## Source records

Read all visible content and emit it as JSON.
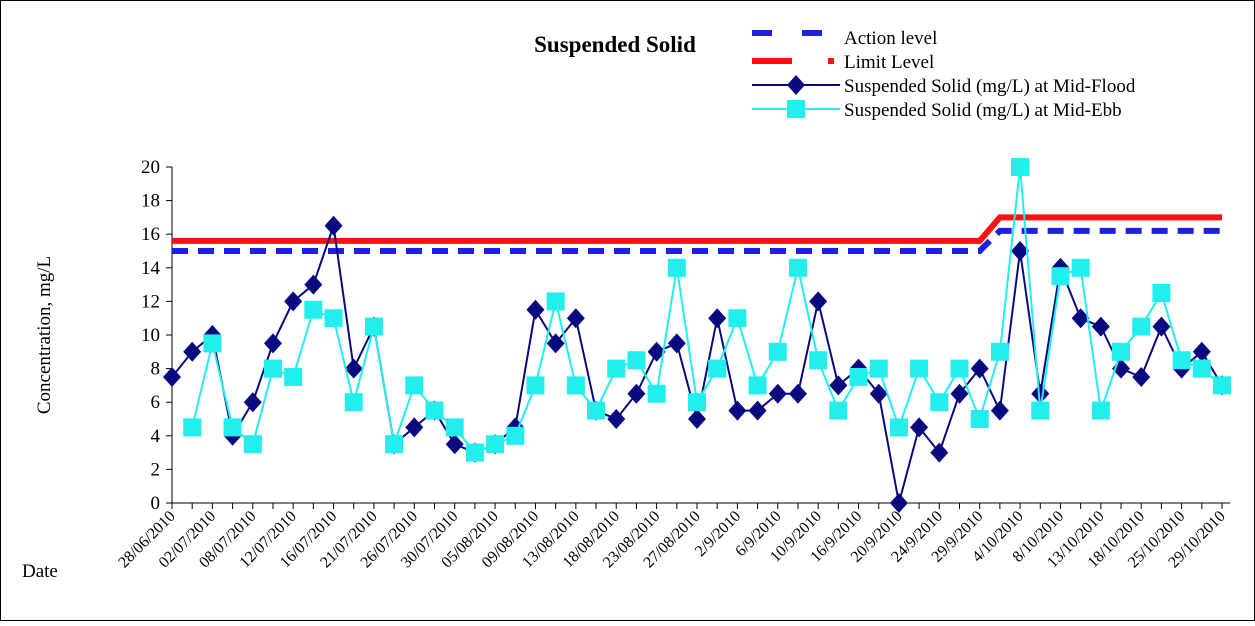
{
  "chart_data": {
    "type": "line",
    "title": "Suspended Solid",
    "y_label": "Concentration, mg/L",
    "x_label": "Date",
    "categories": [
      "28/06/2010",
      null,
      "02/07/2010",
      null,
      "08/07/2010",
      null,
      "12/07/2010",
      null,
      "16/07/2010",
      null,
      "21/07/2010",
      null,
      "26/07/2010",
      null,
      "30/07/2010",
      null,
      "05/08/2010",
      null,
      "09/08/2010",
      null,
      "13/08/2010",
      null,
      "18/08/2010",
      null,
      "23/08/2010",
      null,
      "27/08/2010",
      null,
      "2/9/2010",
      null,
      "6/9/2010",
      null,
      "10/9/2010",
      null,
      "16/9/2010",
      null,
      "20/9/2010",
      null,
      "24/9/2010",
      null,
      "29/9/2010",
      null,
      "4/10/2010",
      null,
      "8/10/2010",
      null,
      "13/10/2010",
      null,
      "18/10/2010",
      null,
      "25/10/2010",
      null,
      "29/10/2010"
    ],
    "series": [
      {
        "name": "Action level",
        "color": "#1f1fe0",
        "style": "dashed",
        "values": [
          15,
          15,
          15,
          15,
          15,
          15,
          15,
          15,
          15,
          15,
          15,
          15,
          15,
          15,
          15,
          15,
          15,
          15,
          15,
          15,
          15,
          15,
          15,
          15,
          15,
          15,
          15,
          15,
          15,
          15,
          15,
          15,
          15,
          15,
          15,
          15,
          15,
          15,
          15,
          15,
          15,
          16.2,
          16.2,
          16.2,
          16.2,
          16.2,
          16.2,
          16.2,
          16.2,
          16.2,
          16.2,
          16.2,
          16.2
        ]
      },
      {
        "name": "Limit Level",
        "color": "#ff1010",
        "style": "solid-thick",
        "values": [
          15.6,
          15.6,
          15.6,
          15.6,
          15.6,
          15.6,
          15.6,
          15.6,
          15.6,
          15.6,
          15.6,
          15.6,
          15.6,
          15.6,
          15.6,
          15.6,
          15.6,
          15.6,
          15.6,
          15.6,
          15.6,
          15.6,
          15.6,
          15.6,
          15.6,
          15.6,
          15.6,
          15.6,
          15.6,
          15.6,
          15.6,
          15.6,
          15.6,
          15.6,
          15.6,
          15.6,
          15.6,
          15.6,
          15.6,
          15.6,
          15.6,
          17,
          17,
          17,
          17,
          17,
          17,
          17,
          17,
          17,
          17,
          17,
          17
        ]
      },
      {
        "name": "Suspended Solid (mg/L) at Mid-Flood",
        "color": "#0a0a80",
        "marker": "diamond",
        "values": [
          7.5,
          9,
          10,
          4,
          6,
          9.5,
          12,
          13,
          16.5,
          8,
          10.5,
          3.5,
          4.5,
          5.5,
          3.5,
          3,
          3.5,
          4.5,
          11.5,
          9.5,
          11,
          5.5,
          5,
          6.5,
          9,
          9.5,
          5,
          11,
          5.5,
          5.5,
          6.5,
          6.5,
          12,
          7,
          8,
          6.5,
          0,
          4.5,
          3,
          6.5,
          8,
          5.5,
          15,
          6.5,
          14,
          11,
          10.5,
          8,
          7.5,
          10.5,
          8,
          9,
          7
        ]
      },
      {
        "name": "Suspended Solid (mg/L) at Mid-Ebb",
        "color": "#22eeee",
        "marker": "square",
        "values": [
          null,
          4.5,
          9.5,
          4.5,
          3.5,
          8,
          7.5,
          11.5,
          11,
          6,
          10.5,
          3.5,
          7,
          5.5,
          4.5,
          3,
          3.5,
          4,
          7,
          12,
          7,
          5.5,
          8,
          8.5,
          6.5,
          14,
          6,
          8,
          11,
          7,
          9,
          14,
          8.5,
          5.5,
          7.5,
          8,
          4.5,
          8,
          6,
          8,
          5,
          9,
          20,
          5.5,
          13.5,
          14,
          5.5,
          9,
          10.5,
          12.5,
          8.5,
          8,
          7
        ]
      }
    ],
    "ylim": [
      0,
      20
    ],
    "yticks": [
      0,
      2,
      4,
      6,
      8,
      10,
      12,
      14,
      16,
      18,
      20
    ]
  }
}
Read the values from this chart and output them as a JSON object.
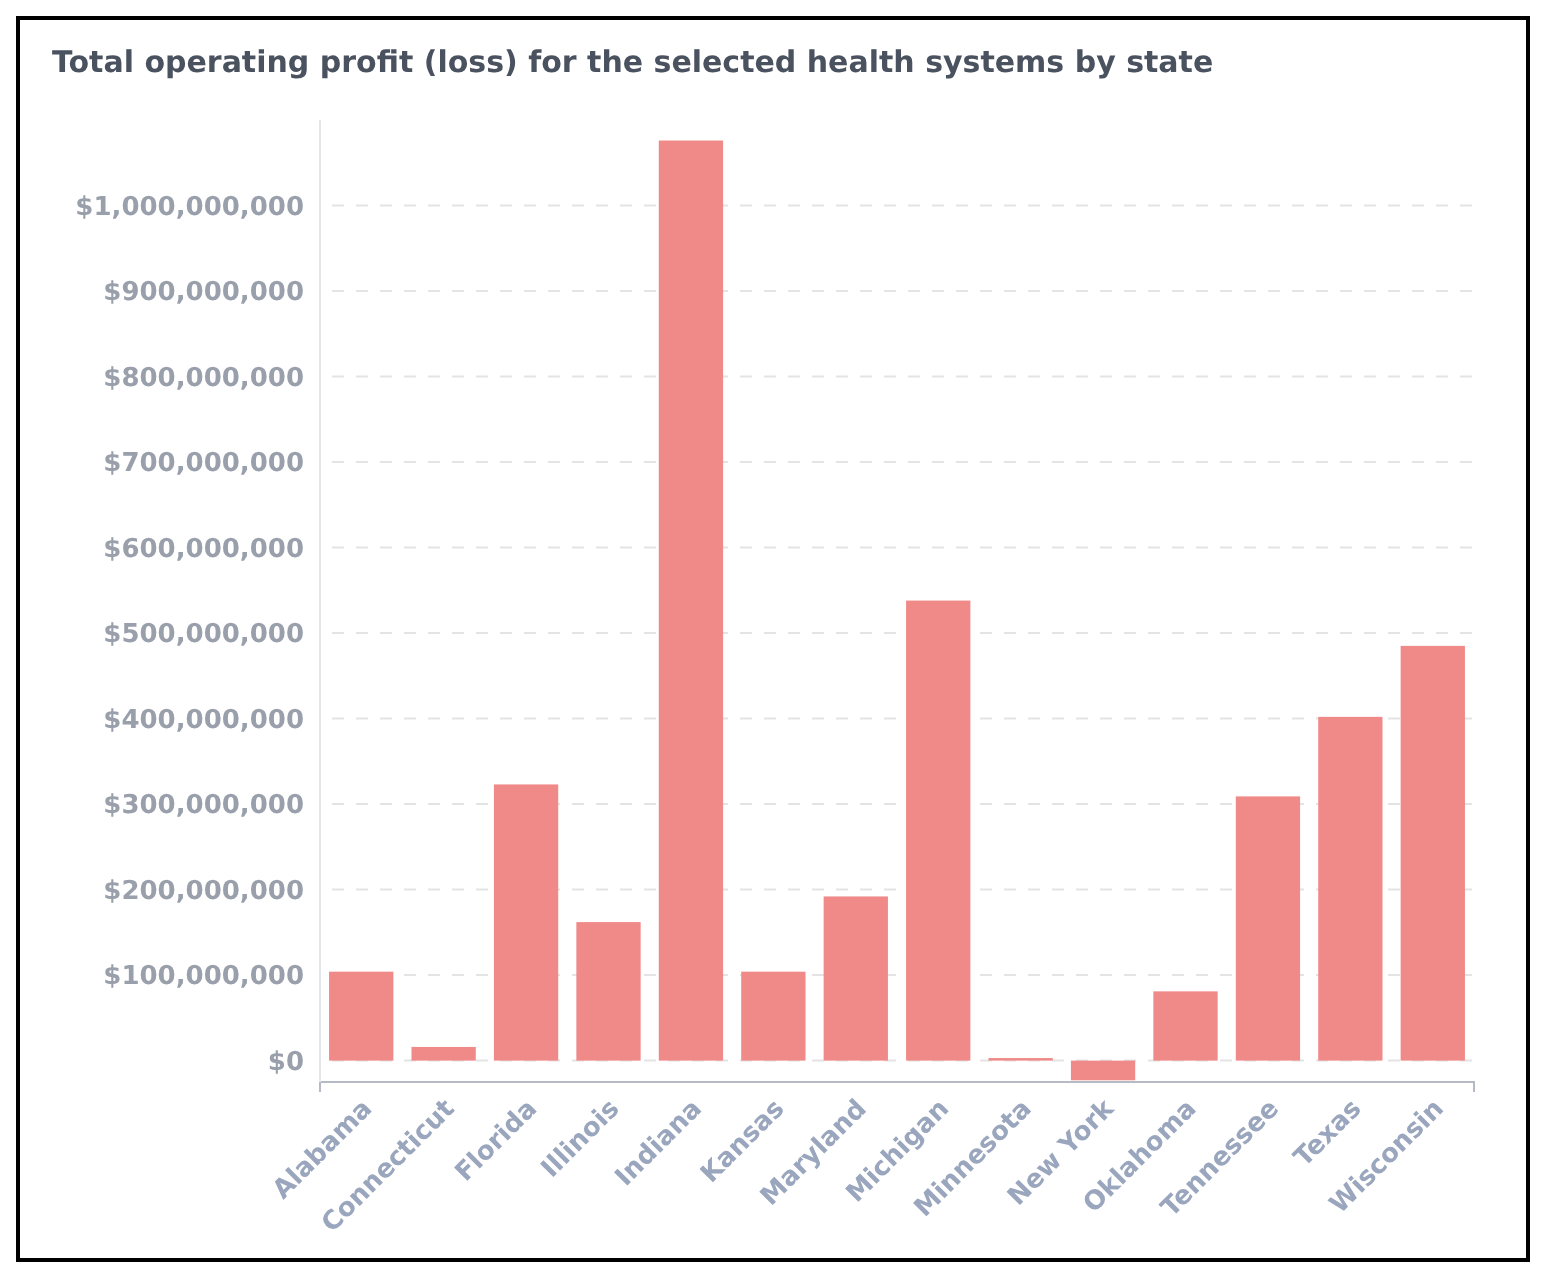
{
  "chart_data": {
    "type": "bar",
    "title": "Total operating profit (loss) for the selected health systems by state",
    "categories": [
      "Alabama",
      "Connecticut",
      "Florida",
      "Illinois",
      "Indiana",
      "Kansas",
      "Maryland",
      "Michigan",
      "Minnesota",
      "New York",
      "Oklahoma",
      "Tennessee",
      "Texas",
      "Wisconsin"
    ],
    "values": [
      104000000,
      16000000,
      323000000,
      162000000,
      1076000000,
      104000000,
      192000000,
      538000000,
      3000000,
      -23000000,
      81000000,
      309000000,
      402000000,
      485000000
    ],
    "color": "#ef8a89",
    "ylim": [
      -25000000,
      1100000000
    ],
    "yticks": [
      {
        "value": 0,
        "label": "$0"
      },
      {
        "value": 100000000,
        "label": "$100,000,000"
      },
      {
        "value": 200000000,
        "label": "$200,000,000"
      },
      {
        "value": 300000000,
        "label": "$300,000,000"
      },
      {
        "value": 400000000,
        "label": "$400,000,000"
      },
      {
        "value": 500000000,
        "label": "$500,000,000"
      },
      {
        "value": 600000000,
        "label": "$600,000,000"
      },
      {
        "value": 700000000,
        "label": "$700,000,000"
      },
      {
        "value": 800000000,
        "label": "$800,000,000"
      },
      {
        "value": 900000000,
        "label": "$900,000,000"
      },
      {
        "value": 1000000000,
        "label": "$1,000,000,000"
      }
    ],
    "grid": "y"
  }
}
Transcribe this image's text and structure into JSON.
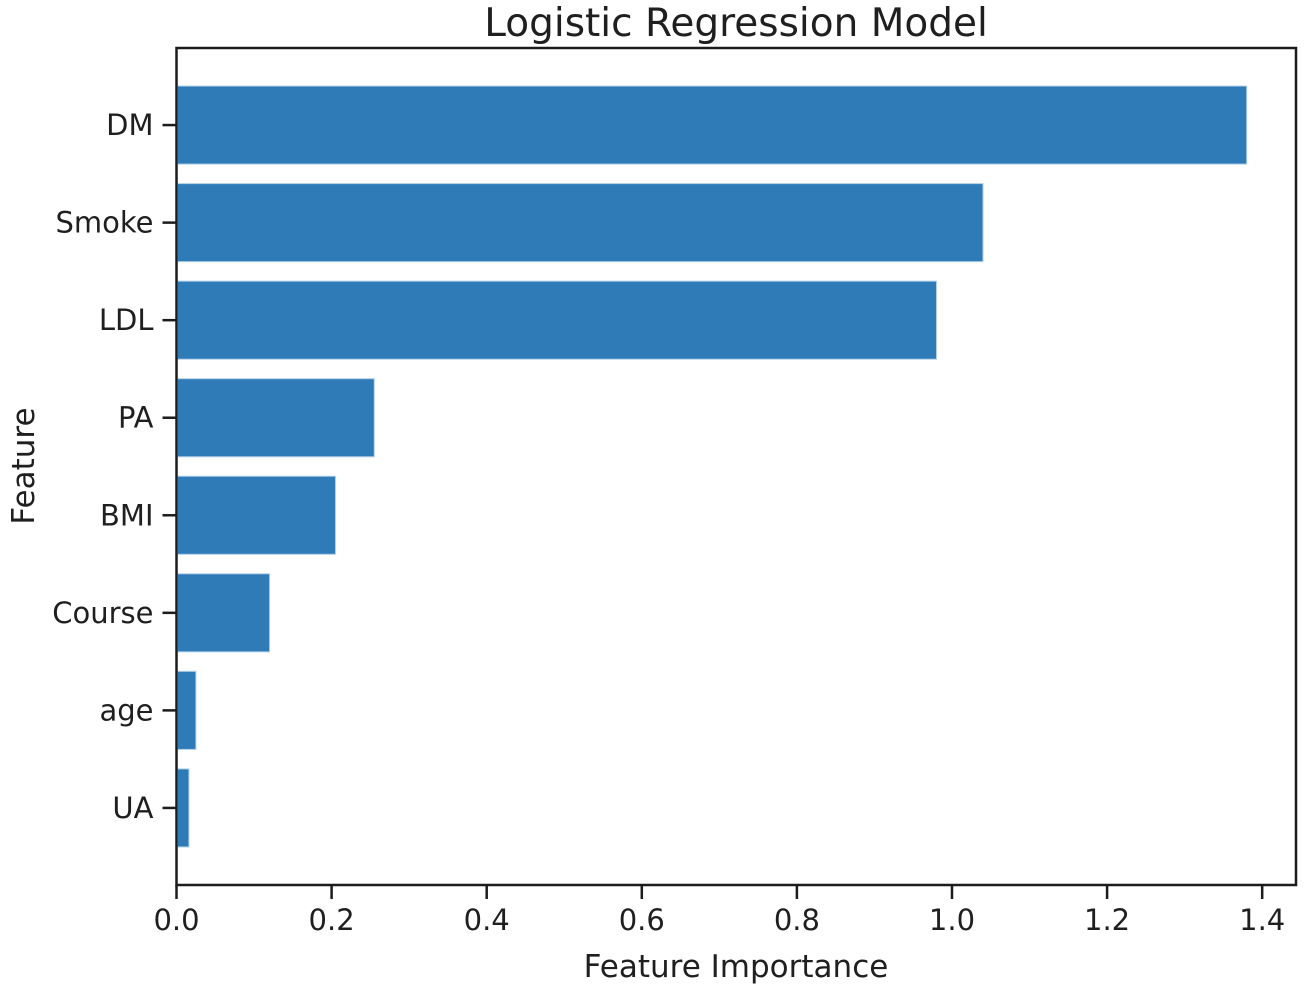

## Required task
From the listing above, copy every line that holds the string "color".

## The response
        "color": "#1f1fe0",
        "color": "#ff1010",
        "color": "#0a0a80",
        "color": "#22eeee",
    "color": "#ef8a89",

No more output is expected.